§ **PROBLEM STATEMENT**
Write out the entries below once more, exactly, with the pictures left out.

[Saved entries]
========================================================================

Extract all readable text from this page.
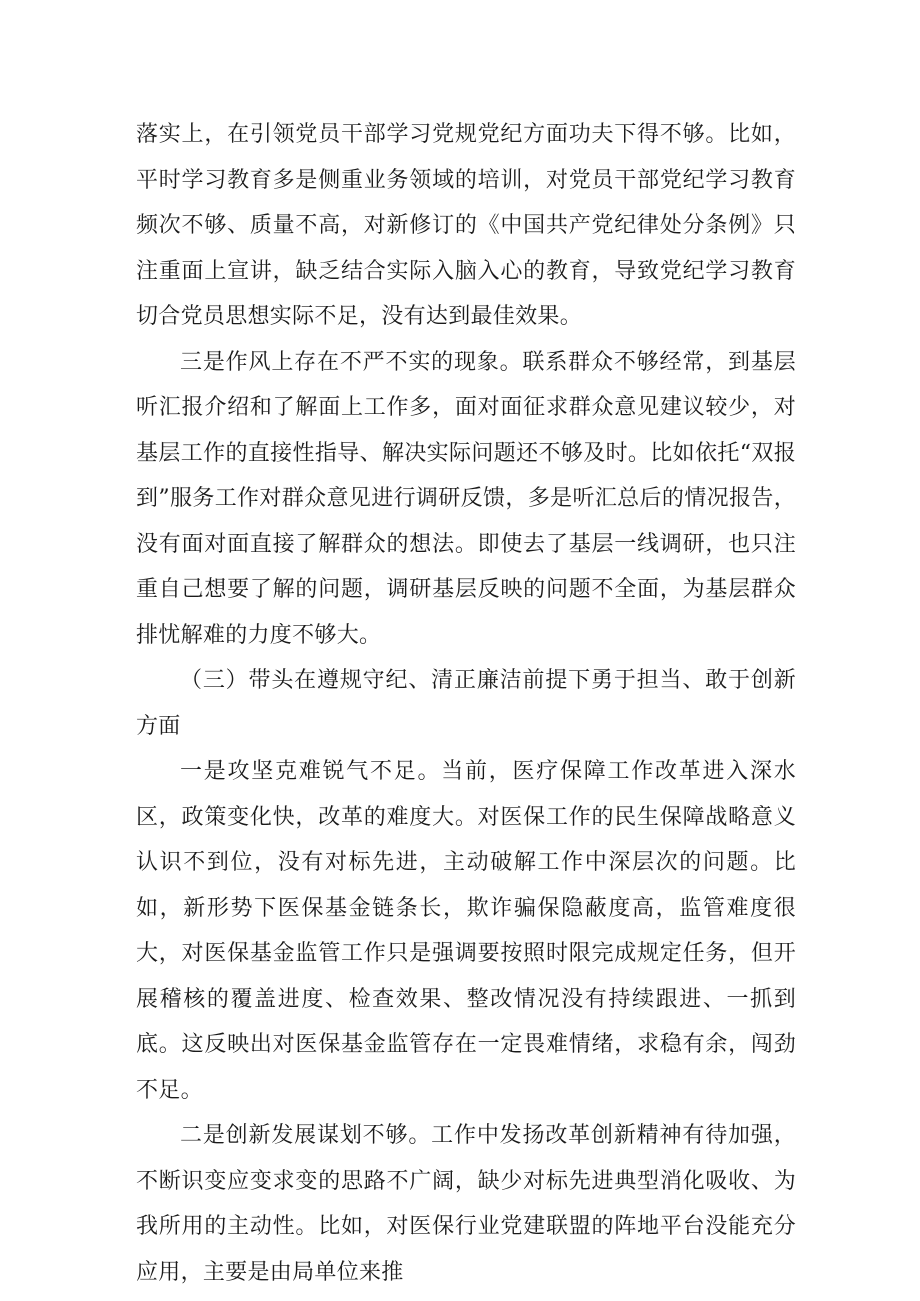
落实上，在引领党员干部学习党规党纪方面功夫下得不够。比如，平时学习教育多是侧重业务领域的培训，对党员干部党纪学习教育频次不够、质量不高，对新修订的《中国共产党纪律处分条例》只注重面上宣讲，缺乏结合实际入脑入心的教育，导致党纪学习教育切合党员思想实际不足，没有达到最佳效果。

三是作风上存在不严不实的现象。联系群众不够经常，到基层听汇报介绍和了解面上工作多，面对面征求群众意见建议较少，对基层工作的直接性指导、解决实际问题还不够及时。比如依托“双报到”服务工作对群众意见进行调研反馈，多是听汇总后的情况报告，没有面对面直接了解群众的想法。即使去了基层一线调研，也只注重自己想要了解的问题，调研基层反映的问题不全面，为基层群众排忧解难的力度不够大。

（三）带头在遵规守纪、清正廉洁前提下勇于担当、敢于创新方面

一是攻坚克难锐气不足。当前，医疗保障工作改革进入深水区，政策变化快，改革的难度大。对医保工作的民生保障战略意义认识不到位，没有对标先进，主动破解工作中深层次的问题。比如，新形势下医保基金链条长，欺诈骗保隐蔽度高，监管难度很大，对医保基金监管工作只是强调要按照时限完成规定任务，但开展稽核的覆盖进度、检查效果、整改情况没有持续跟进、一抓到底。这反映出对医保基金监管存在一定畏难情绪，求稳有余，闯劲不足。

二是创新发展谋划不够。工作中发扬改革创新精神有待加强，不断识变应变求变的思路不广阔，缺少对标先进典型消化吸收、为我所用的主动性。比如，对医保行业党建联盟的阵地平台没能充分应用，主要是由局单位来推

========================================================================

§ **COMPLETED TASK**
Extract all readable text from this page.
落实上，在引领党员干部学习党规党纪方面功夫下得不够。比如，平时学习教育多是侧重业务领域的培训，对党员干部党纪学习教育频次不够、质量不高，对新修订的《中国共产党纪律处分条例》只注重面上宣讲，缺乏结合实际入脑入心的教育，导致党纪学习教育切合党员思想实际不足，没有达到最佳效果。

三是作风上存在不严不实的现象。联系群众不够经常，到基层听汇报介绍和了解面上工作多，面对面征求群众意见建议较少，对基层工作的直接性指导、解决实际问题还不够及时。比如依托“双报到”服务工作对群众意见进行调研反馈，多是听汇总后的情况报告，没有面对面直接了解群众的想法。即使去了基层一线调研，也只注重自己想要了解的问题，调研基层反映的问题不全面，为基层群众排忧解难的力度不够大。

（三）带头在遵规守纪、清正廉洁前提下勇于担当、敢于创新方面

一是攻坚克难锐气不足。当前，医疗保障工作改革进入深水区，政策变化快，改革的难度大。对医保工作的民生保障战略意义认识不到位，没有对标先进，主动破解工作中深层次的问题。比如，新形势下医保基金链条长，欺诈骗保隐蔽度高，监管难度很大，对医保基金监管工作只是强调要按照时限完成规定任务，但开展稽核的覆盖进度、检查效果、整改情况没有持续跟进、一抓到底。这反映出对医保基金监管存在一定畏难情绪，求稳有余，闯劲不足。

二是创新发展谋划不够。工作中发扬改革创新精神有待加强，不断识变应变求变的思路不广阔，缺少对标先进典型消化吸收、为我所用的主动性。比如，对医保行业党建联盟的阵地平台没能充分应用，主要是由局单位来推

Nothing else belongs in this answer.